» What needs to be done:
All entries must be extracted exactly, with nothing added or dropped.

-- Records supplied start --

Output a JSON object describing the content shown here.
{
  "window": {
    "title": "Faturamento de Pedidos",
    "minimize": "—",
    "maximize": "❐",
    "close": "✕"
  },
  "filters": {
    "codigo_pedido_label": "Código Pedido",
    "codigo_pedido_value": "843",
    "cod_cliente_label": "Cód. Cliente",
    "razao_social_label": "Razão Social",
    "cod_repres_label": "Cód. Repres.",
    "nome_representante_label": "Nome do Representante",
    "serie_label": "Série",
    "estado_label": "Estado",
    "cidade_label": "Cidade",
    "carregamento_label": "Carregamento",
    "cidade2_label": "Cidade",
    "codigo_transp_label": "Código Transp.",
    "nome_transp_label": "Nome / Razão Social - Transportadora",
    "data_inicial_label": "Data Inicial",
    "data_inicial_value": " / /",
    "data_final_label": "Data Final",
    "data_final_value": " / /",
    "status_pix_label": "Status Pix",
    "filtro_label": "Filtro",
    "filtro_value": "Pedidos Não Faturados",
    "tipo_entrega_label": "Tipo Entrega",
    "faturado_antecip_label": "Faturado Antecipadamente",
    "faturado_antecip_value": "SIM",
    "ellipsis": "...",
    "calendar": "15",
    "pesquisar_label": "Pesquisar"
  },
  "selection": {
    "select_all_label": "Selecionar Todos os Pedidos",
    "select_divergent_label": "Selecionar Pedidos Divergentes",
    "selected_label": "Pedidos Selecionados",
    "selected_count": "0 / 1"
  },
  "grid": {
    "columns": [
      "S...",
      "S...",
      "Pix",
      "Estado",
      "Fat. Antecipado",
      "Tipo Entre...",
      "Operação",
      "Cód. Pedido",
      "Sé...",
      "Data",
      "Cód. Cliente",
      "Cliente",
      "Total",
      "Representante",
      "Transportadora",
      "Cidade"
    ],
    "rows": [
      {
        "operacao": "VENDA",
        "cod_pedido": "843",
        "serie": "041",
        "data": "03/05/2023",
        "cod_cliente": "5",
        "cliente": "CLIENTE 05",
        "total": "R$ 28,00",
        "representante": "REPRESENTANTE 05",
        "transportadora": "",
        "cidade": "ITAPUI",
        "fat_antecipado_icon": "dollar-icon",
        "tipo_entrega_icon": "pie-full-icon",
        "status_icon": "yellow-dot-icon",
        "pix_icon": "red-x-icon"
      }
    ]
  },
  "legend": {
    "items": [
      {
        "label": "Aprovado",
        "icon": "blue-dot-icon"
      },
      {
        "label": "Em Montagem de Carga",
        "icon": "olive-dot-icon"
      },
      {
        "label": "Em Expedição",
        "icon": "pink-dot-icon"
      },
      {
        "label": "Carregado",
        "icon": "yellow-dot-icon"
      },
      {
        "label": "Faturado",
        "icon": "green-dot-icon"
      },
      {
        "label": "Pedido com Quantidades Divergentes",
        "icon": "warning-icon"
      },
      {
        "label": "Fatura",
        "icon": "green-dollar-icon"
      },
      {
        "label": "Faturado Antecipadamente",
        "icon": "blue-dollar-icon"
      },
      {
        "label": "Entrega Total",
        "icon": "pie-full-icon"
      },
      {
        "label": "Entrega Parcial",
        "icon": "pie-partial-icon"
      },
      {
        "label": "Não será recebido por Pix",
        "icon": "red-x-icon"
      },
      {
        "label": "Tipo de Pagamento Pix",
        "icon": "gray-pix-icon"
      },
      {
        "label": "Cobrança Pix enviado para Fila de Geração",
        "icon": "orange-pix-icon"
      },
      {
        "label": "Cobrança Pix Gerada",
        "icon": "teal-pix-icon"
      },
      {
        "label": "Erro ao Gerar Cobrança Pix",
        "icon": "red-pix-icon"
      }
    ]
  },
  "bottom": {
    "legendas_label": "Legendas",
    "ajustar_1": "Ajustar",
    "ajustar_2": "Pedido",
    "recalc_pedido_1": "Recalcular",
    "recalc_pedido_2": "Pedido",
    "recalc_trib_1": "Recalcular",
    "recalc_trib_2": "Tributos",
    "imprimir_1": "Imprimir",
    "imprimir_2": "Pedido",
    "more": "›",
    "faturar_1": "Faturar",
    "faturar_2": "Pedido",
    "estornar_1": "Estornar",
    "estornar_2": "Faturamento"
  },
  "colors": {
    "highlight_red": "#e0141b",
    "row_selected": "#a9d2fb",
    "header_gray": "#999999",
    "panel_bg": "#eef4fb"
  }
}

-- Records supplied end --

» Result of the task:
Output a JSON object describing the content shown here.
{
  "window": {
    "title": "Faturamento de Pedidos",
    "minimize": "—",
    "maximize": "❐",
    "close": "✕"
  },
  "filters": {
    "codigo_pedido_label": "Código Pedido",
    "codigo_pedido_value": "843",
    "cod_cliente_label": "Cód. Cliente",
    "razao_social_label": "Razão Social",
    "cod_repres_label": "Cód. Repres.",
    "nome_representante_label": "Nome do Representante",
    "serie_label": "Série",
    "estado_label": "Estado",
    "cidade_label": "Cidade",
    "carregamento_label": "Carregamento",
    "cidade2_label": "Cidade",
    "codigo_transp_label": "Código Transp.",
    "nome_transp_label": "Nome / Razão Social - Transportadora",
    "data_inicial_label": "Data Inicial",
    "data_inicial_value": " / /",
    "data_final_label": "Data Final",
    "data_final_value": " / /",
    "status_pix_label": "Status Pix",
    "filtro_label": "Filtro",
    "filtro_value": "Pedidos Não Faturados",
    "tipo_entrega_label": "Tipo Entrega",
    "faturado_antecip_label": "Faturado Antecipadamente",
    "faturado_antecip_value": "SIM",
    "ellipsis": "...",
    "calendar": "15",
    "pesquisar_label": "Pesquisar"
  },
  "selection": {
    "select_all_label": "Selecionar Todos os Pedidos",
    "select_divergent_label": "Selecionar Pedidos Divergentes",
    "selected_label": "Pedidos Selecionados",
    "selected_count": "0 / 1"
  },
  "grid": {
    "columns": [
      "S...",
      "S...",
      "Pix",
      "Estado",
      "Fat. Antecipado",
      "Tipo Entre...",
      "Operação",
      "Cód. Pedido",
      "Sé...",
      "Data",
      "Cód. Cliente",
      "Cliente",
      "Total",
      "Representante",
      "Transportadora",
      "Cidade"
    ],
    "rows": [
      {
        "operacao": "VENDA",
        "cod_pedido": "843",
        "serie": "041",
        "data": "03/05/2023",
        "cod_cliente": "5",
        "cliente": "CLIENTE 05",
        "total": "R$ 28,00",
        "representante": "REPRESENTANTE 05",
        "transportadora": "",
        "cidade": "ITAPUI",
        "fat_antecipado_icon": "dollar-icon",
        "tipo_entrega_icon": "pie-full-icon",
        "status_icon": "yellow-dot-icon",
        "pix_icon": "red-x-icon"
      }
    ]
  },
  "legend": {
    "items": [
      {
        "label": "Aprovado",
        "icon": "blue-dot-icon"
      },
      {
        "label": "Em Montagem de Carga",
        "icon": "olive-dot-icon"
      },
      {
        "label": "Em Expedição",
        "icon": "pink-dot-icon"
      },
      {
        "label": "Carregado",
        "icon": "yellow-dot-icon"
      },
      {
        "label": "Faturado",
        "icon": "green-dot-icon"
      },
      {
        "label": "Pedido com Quantidades Divergentes",
        "icon": "warning-icon"
      },
      {
        "label": "Fatura",
        "icon": "green-dollar-icon"
      },
      {
        "label": "Faturado Antecipadamente",
        "icon": "blue-dollar-icon"
      },
      {
        "label": "Entrega Total",
        "icon": "pie-full-icon"
      },
      {
        "label": "Entrega Parcial",
        "icon": "pie-partial-icon"
      },
      {
        "label": "Não será recebido por Pix",
        "icon": "red-x-icon"
      },
      {
        "label": "Tipo de Pagamento Pix",
        "icon": "gray-pix-icon"
      },
      {
        "label": "Cobrança Pix enviado para Fila de Geração",
        "icon": "orange-pix-icon"
      },
      {
        "label": "Cobrança Pix Gerada",
        "icon": "teal-pix-icon"
      },
      {
        "label": "Erro ao Gerar Cobrança Pix",
        "icon": "red-pix-icon"
      }
    ]
  },
  "bottom": {
    "legendas_label": "Legendas",
    "ajustar_1": "Ajustar",
    "ajustar_2": "Pedido",
    "recalc_pedido_1": "Recalcular",
    "recalc_pedido_2": "Pedido",
    "recalc_trib_1": "Recalcular",
    "recalc_trib_2": "Tributos",
    "imprimir_1": "Imprimir",
    "imprimir_2": "Pedido",
    "more": "›",
    "faturar_1": "Faturar",
    "faturar_2": "Pedido",
    "estornar_1": "Estornar",
    "estornar_2": "Faturamento"
  },
  "colors": {
    "highlight_red": "#e0141b",
    "row_selected": "#a9d2fb",
    "header_gray": "#999999",
    "panel_bg": "#eef4fb"
  }
}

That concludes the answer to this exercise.